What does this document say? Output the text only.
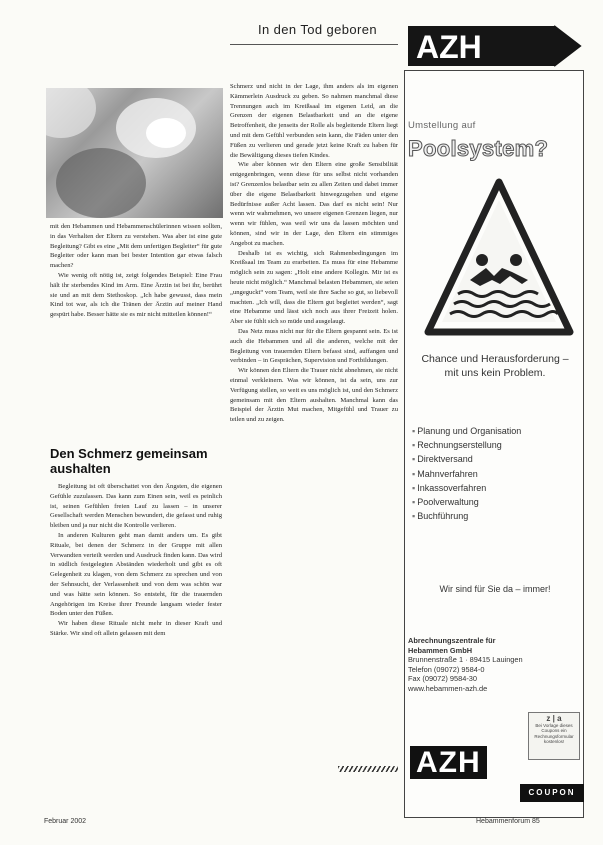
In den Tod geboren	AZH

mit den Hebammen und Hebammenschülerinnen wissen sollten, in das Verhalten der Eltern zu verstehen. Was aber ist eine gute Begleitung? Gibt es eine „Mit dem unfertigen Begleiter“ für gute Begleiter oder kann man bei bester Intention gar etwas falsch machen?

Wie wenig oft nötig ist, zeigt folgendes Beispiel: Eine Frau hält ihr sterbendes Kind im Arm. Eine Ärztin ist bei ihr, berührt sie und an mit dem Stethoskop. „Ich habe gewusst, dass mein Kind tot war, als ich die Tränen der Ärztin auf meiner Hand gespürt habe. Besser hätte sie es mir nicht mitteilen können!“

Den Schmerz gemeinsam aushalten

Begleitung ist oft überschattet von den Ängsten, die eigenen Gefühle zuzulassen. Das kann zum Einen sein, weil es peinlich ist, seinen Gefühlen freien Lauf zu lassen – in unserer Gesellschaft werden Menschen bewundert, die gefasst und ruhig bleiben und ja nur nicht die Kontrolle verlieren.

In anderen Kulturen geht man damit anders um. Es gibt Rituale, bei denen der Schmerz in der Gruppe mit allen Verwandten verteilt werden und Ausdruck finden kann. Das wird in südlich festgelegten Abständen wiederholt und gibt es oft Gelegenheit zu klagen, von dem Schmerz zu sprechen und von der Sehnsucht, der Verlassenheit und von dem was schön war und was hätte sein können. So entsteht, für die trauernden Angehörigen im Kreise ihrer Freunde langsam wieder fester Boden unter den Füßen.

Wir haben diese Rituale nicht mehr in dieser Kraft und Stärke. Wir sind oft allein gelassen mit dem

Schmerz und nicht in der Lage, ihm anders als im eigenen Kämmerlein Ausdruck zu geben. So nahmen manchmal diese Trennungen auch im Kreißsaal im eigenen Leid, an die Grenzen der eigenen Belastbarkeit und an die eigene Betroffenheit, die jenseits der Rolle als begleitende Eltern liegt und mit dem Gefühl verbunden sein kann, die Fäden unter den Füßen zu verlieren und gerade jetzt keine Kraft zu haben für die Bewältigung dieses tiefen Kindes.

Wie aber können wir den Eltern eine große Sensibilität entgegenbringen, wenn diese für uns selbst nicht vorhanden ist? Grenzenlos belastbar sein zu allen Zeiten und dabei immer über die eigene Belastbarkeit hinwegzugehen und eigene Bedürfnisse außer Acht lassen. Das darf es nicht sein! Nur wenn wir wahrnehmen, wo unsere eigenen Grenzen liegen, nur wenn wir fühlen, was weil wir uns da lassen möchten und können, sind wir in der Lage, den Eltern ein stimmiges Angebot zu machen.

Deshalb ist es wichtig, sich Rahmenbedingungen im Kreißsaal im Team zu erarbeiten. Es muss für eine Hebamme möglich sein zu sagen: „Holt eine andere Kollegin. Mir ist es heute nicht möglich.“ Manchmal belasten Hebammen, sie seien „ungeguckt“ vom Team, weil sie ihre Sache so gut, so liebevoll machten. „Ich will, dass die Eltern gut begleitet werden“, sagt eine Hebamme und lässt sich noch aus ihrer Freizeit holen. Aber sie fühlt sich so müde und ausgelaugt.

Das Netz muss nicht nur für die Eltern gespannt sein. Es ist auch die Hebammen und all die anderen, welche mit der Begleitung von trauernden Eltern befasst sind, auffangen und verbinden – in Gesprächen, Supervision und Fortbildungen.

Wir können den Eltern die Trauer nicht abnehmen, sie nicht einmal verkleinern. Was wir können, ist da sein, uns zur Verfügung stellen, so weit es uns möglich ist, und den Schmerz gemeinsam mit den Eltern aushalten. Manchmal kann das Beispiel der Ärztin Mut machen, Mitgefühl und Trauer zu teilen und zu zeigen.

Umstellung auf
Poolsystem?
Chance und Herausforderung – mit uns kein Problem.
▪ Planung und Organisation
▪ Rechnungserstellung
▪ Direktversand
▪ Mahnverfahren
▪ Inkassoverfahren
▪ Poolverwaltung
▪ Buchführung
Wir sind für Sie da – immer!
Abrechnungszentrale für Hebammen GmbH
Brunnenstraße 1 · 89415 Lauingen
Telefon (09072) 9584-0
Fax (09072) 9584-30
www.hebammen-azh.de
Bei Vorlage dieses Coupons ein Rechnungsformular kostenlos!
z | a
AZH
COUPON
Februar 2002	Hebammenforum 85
-=-=-=-=-
Find each line in the records holding the string "immer" and show it.

Wie aber können wir den Eltern eine große Sensibilität entgegenbringen, wenn diese für uns selbst nicht vorhanden ist? Grenzenlos belastbar sein zu allen Zeiten und dabei immer über die eigene Belastbarkeit hinwegzugehen und eigene Bedürfnisse außer Acht lassen. Das darf es nicht sein! Nur wenn wir wahrnehmen, wo unsere eigenen Grenzen liegen, nur wenn wir fühlen, was weil wir uns da lassen möchten und können, sind wir in der Lage, den Eltern ein stimmiges Angebot zu machen.
Wir sind für Sie da – immer!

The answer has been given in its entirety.